→ Records shown:

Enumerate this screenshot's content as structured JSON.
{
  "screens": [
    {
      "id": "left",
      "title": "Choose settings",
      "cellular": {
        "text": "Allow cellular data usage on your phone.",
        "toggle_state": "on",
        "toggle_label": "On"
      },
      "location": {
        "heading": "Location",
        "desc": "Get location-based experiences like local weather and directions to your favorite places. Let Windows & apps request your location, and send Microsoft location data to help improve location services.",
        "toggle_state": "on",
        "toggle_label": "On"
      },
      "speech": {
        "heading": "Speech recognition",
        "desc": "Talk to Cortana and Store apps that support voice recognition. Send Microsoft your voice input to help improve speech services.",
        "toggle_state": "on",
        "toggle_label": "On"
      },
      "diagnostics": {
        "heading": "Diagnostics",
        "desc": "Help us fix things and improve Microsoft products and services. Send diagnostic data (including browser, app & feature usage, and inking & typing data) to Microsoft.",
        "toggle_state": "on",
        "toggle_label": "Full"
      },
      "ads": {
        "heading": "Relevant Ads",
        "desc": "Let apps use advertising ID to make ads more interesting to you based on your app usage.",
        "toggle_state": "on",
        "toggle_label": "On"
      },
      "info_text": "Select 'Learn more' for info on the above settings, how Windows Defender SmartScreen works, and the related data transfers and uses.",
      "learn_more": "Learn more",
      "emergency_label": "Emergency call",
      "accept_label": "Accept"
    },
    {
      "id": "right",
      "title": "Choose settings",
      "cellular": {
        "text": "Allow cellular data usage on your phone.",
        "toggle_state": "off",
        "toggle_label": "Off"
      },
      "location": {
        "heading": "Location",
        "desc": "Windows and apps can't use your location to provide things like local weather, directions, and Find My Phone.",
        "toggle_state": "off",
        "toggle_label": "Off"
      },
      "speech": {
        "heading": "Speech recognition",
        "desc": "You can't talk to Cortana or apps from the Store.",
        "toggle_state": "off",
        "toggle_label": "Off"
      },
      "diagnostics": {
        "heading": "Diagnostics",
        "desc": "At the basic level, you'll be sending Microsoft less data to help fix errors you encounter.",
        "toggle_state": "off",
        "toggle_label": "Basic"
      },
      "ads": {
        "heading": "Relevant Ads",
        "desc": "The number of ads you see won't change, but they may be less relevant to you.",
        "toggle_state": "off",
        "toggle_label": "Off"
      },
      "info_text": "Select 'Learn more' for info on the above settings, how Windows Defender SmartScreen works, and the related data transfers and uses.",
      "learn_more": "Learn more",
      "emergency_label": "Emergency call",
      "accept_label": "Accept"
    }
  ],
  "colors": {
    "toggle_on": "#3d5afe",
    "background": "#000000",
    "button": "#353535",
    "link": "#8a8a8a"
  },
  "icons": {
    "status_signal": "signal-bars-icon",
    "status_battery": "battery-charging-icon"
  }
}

→ Task to carry out: Copy out the whole listing exactly.

→ Exercise result:
Enumerate this screenshot's content as structured JSON.
{
  "screens": [
    {
      "id": "left",
      "title": "Choose settings",
      "cellular": {
        "text": "Allow cellular data usage on your phone.",
        "toggle_state": "on",
        "toggle_label": "On"
      },
      "location": {
        "heading": "Location",
        "desc": "Get location-based experiences like local weather and directions to your favorite places. Let Windows & apps request your location, and send Microsoft location data to help improve location services.",
        "toggle_state": "on",
        "toggle_label": "On"
      },
      "speech": {
        "heading": "Speech recognition",
        "desc": "Talk to Cortana and Store apps that support voice recognition. Send Microsoft your voice input to help improve speech services.",
        "toggle_state": "on",
        "toggle_label": "On"
      },
      "diagnostics": {
        "heading": "Diagnostics",
        "desc": "Help us fix things and improve Microsoft products and services. Send diagnostic data (including browser, app & feature usage, and inking & typing data) to Microsoft.",
        "toggle_state": "on",
        "toggle_label": "Full"
      },
      "ads": {
        "heading": "Relevant Ads",
        "desc": "Let apps use advertising ID to make ads more interesting to you based on your app usage.",
        "toggle_state": "on",
        "toggle_label": "On"
      },
      "info_text": "Select 'Learn more' for info on the above settings, how Windows Defender SmartScreen works, and the related data transfers and uses.",
      "learn_more": "Learn more",
      "emergency_label": "Emergency call",
      "accept_label": "Accept"
    },
    {
      "id": "right",
      "title": "Choose settings",
      "cellular": {
        "text": "Allow cellular data usage on your phone.",
        "toggle_state": "off",
        "toggle_label": "Off"
      },
      "location": {
        "heading": "Location",
        "desc": "Windows and apps can't use your location to provide things like local weather, directions, and Find My Phone.",
        "toggle_state": "off",
        "toggle_label": "Off"
      },
      "speech": {
        "heading": "Speech recognition",
        "desc": "You can't talk to Cortana or apps from the Store.",
        "toggle_state": "off",
        "toggle_label": "Off"
      },
      "diagnostics": {
        "heading": "Diagnostics",
        "desc": "At the basic level, you'll be sending Microsoft less data to help fix errors you encounter.",
        "toggle_state": "off",
        "toggle_label": "Basic"
      },
      "ads": {
        "heading": "Relevant Ads",
        "desc": "The number of ads you see won't change, but they may be less relevant to you.",
        "toggle_state": "off",
        "toggle_label": "Off"
      },
      "info_text": "Select 'Learn more' for info on the above settings, how Windows Defender SmartScreen works, and the related data transfers and uses.",
      "learn_more": "Learn more",
      "emergency_label": "Emergency call",
      "accept_label": "Accept"
    }
  ],
  "colors": {
    "toggle_on": "#3d5afe",
    "background": "#000000",
    "button": "#353535",
    "link": "#8a8a8a"
  },
  "icons": {
    "status_signal": "signal-bars-icon",
    "status_battery": "battery-charging-icon"
  }
}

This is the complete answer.